Box annotation data
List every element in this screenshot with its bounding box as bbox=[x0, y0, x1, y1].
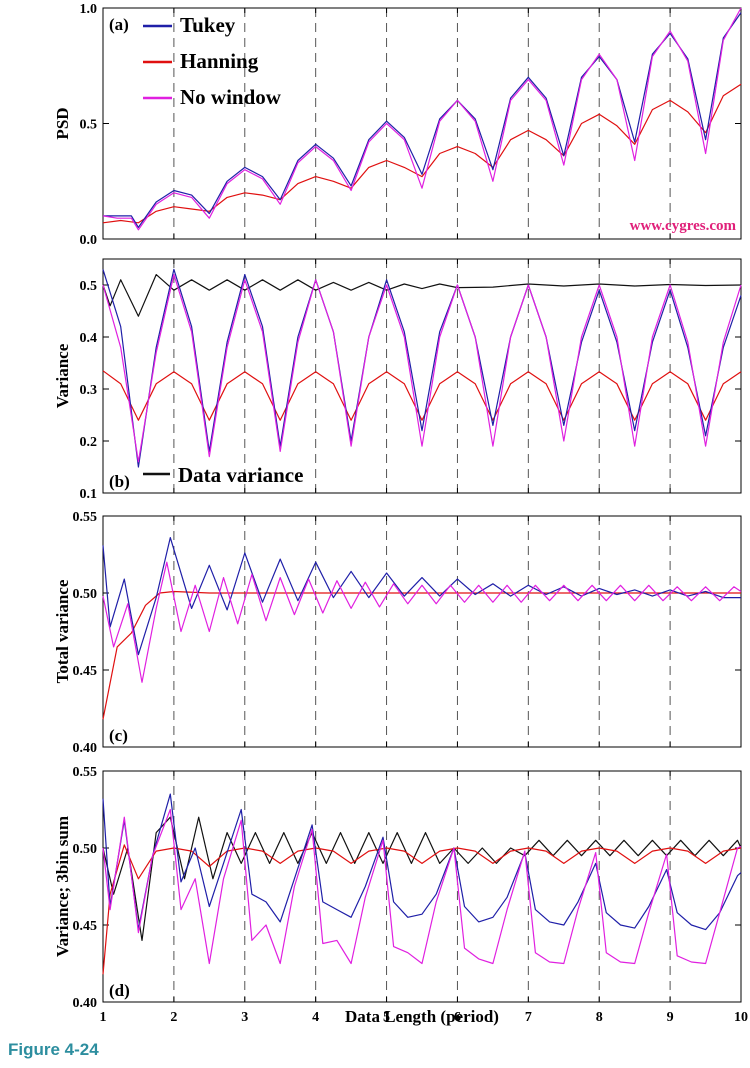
panel-d-xtick-label: 9 bbox=[667, 1010, 674, 1025]
panel-c-ytick-label: 0.45 bbox=[73, 664, 98, 679]
panel-c-ytick-label: 0.55 bbox=[73, 510, 98, 525]
panel-a-series-tukey bbox=[103, 12, 742, 228]
panel-d-xtick-label: 7 bbox=[525, 1010, 532, 1025]
panel-d-xtick-label: 10 bbox=[734, 1010, 748, 1025]
panel-d-frame bbox=[102, 770, 742, 1003]
panel-b-series-no-window bbox=[102, 274, 742, 463]
watermark: www.cygres.com bbox=[630, 218, 737, 234]
panel-d-xtick-label: 5 bbox=[383, 1010, 390, 1025]
panel-b-ytick-label: 0.5 bbox=[80, 279, 98, 294]
panel-d-xtick-label: 8 bbox=[596, 1010, 603, 1025]
panel-b-frame bbox=[102, 258, 742, 494]
panel-b-ytick-label: 0.3 bbox=[80, 383, 98, 398]
figure-caption: Figure 4-24 bbox=[8, 1040, 99, 1059]
panel-d-ylabel: Variance; 3bin sum bbox=[53, 816, 72, 957]
panel-b-tag: (b) bbox=[109, 472, 130, 491]
panel-a-legend-label: No window bbox=[180, 85, 282, 109]
panel-c-series-no-window bbox=[102, 561, 742, 683]
panel-d-xtick-label: 4 bbox=[312, 1010, 319, 1025]
panel-c-tag: (c) bbox=[109, 726, 128, 745]
panel-d-ytick-label: 0.55 bbox=[73, 765, 98, 780]
panel-d-xtick-label: 1 bbox=[100, 1010, 107, 1025]
panel-d-tag: (d) bbox=[109, 981, 130, 1000]
panel-a-series-hanning bbox=[102, 83, 742, 224]
panel-c-series-hanning bbox=[102, 590, 741, 720]
panel-d-series-data-variance bbox=[102, 816, 742, 942]
panel-b-series-data-variance bbox=[102, 274, 742, 317]
panel-b-ytick-label: 0.2 bbox=[80, 435, 98, 450]
panel-b-series-hanning bbox=[102, 370, 742, 421]
panel-a-ytick-label: 0.0 bbox=[80, 233, 98, 248]
panel-d-ytick-label: 0.50 bbox=[73, 842, 98, 857]
panel-c-series-tukey bbox=[102, 536, 741, 656]
panel-d-series-hanning bbox=[102, 844, 742, 975]
panel-c-ylabel: Total variance bbox=[53, 579, 72, 683]
panel-a-ytick-label: 0.5 bbox=[80, 118, 98, 133]
panel-b-series-tukey bbox=[102, 268, 742, 468]
panel-d-xlabel: Data Length (period) bbox=[345, 1007, 499, 1026]
panel-c-ytick-label: 0.40 bbox=[73, 741, 98, 756]
panel-d-ytick-label: 0.40 bbox=[73, 996, 98, 1011]
panel-c-frame bbox=[102, 515, 742, 748]
panel-d-xtick-label: 2 bbox=[170, 1010, 177, 1025]
panel-d-series-tukey bbox=[102, 793, 742, 931]
panel-b-ytick-label: 0.4 bbox=[80, 331, 98, 346]
panel-a-legend-label: Hanning bbox=[180, 49, 259, 73]
panel-a-legend-label: Tukey bbox=[180, 13, 236, 37]
panel-a-ylabel: PSD bbox=[53, 107, 72, 139]
panel-a-series-no-window bbox=[102, 7, 742, 231]
panel-c-ytick-label: 0.50 bbox=[73, 587, 98, 602]
panel-d-series-no-window bbox=[102, 808, 742, 965]
panel-d-xtick-label: 3 bbox=[241, 1010, 248, 1025]
panel-a-tag: (a) bbox=[109, 15, 129, 34]
panel-b-ytick-label: 0.1 bbox=[80, 487, 98, 502]
panel-b-legend-label: Data variance bbox=[178, 463, 303, 487]
panel-d-xtick-label: 6 bbox=[454, 1010, 461, 1025]
panel-d-ytick-label: 0.45 bbox=[73, 919, 98, 934]
panel-b-ylabel: Variance bbox=[53, 343, 72, 408]
panel-a-ytick-label: 1.0 bbox=[80, 2, 98, 17]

## TO BE DONE
Repeat the lines of the data above, from the line containing "panel-d-xtick-label: 9 bbox=[667, 1010, 674, 1025]" up to and including the line containing "panel-d-xlabel: Data Length".

## RESULT
panel-d-xtick-label: 9 bbox=[667, 1010, 674, 1025]
panel-c-ytick-label: 0.45 bbox=[73, 664, 98, 679]
panel-c-ytick-label: 0.55 bbox=[73, 510, 98, 525]
panel-a-series-tukey bbox=[103, 12, 742, 228]
panel-d-xtick-label: 7 bbox=[525, 1010, 532, 1025]
panel-d-xtick-label: 10 bbox=[734, 1010, 748, 1025]
panel-d-frame bbox=[102, 770, 742, 1003]
panel-b-series-no-window bbox=[102, 274, 742, 463]
watermark: www.cygres.com bbox=[630, 218, 737, 234]
panel-d-xtick-label: 5 bbox=[383, 1010, 390, 1025]
panel-b-ytick-label: 0.5 bbox=[80, 279, 98, 294]
panel-d-xtick-label: 8 bbox=[596, 1010, 603, 1025]
panel-b-frame bbox=[102, 258, 742, 494]
panel-b-ytick-label: 0.3 bbox=[80, 383, 98, 398]
figure-caption: Figure 4-24 bbox=[8, 1040, 99, 1059]
panel-d-ylabel: Variance; 3bin sum bbox=[53, 816, 72, 957]
panel-b-tag: (b) bbox=[109, 472, 130, 491]
panel-a-legend-label: No window bbox=[180, 85, 282, 109]
panel-c-series-no-window bbox=[102, 561, 742, 683]
panel-d-xtick-label: 4 bbox=[312, 1010, 319, 1025]
panel-c-tag: (c) bbox=[109, 726, 128, 745]
panel-d-ytick-label: 0.55 bbox=[73, 765, 98, 780]
panel-d-xtick-label: 1 bbox=[100, 1010, 107, 1025]
panel-d-tag: (d) bbox=[109, 981, 130, 1000]
panel-a-series-hanning bbox=[102, 83, 742, 224]
panel-c-series-hanning bbox=[102, 590, 741, 720]
panel-d-series-data-variance bbox=[102, 816, 742, 942]
panel-b-series-data-variance bbox=[102, 274, 742, 317]
panel-b-ytick-label: 0.2 bbox=[80, 435, 98, 450]
panel-b-series-hanning bbox=[102, 370, 742, 421]
panel-a-ytick-label: 0.0 bbox=[80, 233, 98, 248]
panel-d-ytick-label: 0.50 bbox=[73, 842, 98, 857]
panel-c-series-tukey bbox=[102, 536, 741, 656]
panel-d-series-hanning bbox=[102, 844, 742, 975]
panel-c-ylabel: Total variance bbox=[53, 579, 72, 683]
panel-a-ytick-label: 0.5 bbox=[80, 118, 98, 133]
panel-b-series-tukey bbox=[102, 268, 742, 468]
panel-d-xlabel: Data Length (period) bbox=[345, 1007, 499, 1026]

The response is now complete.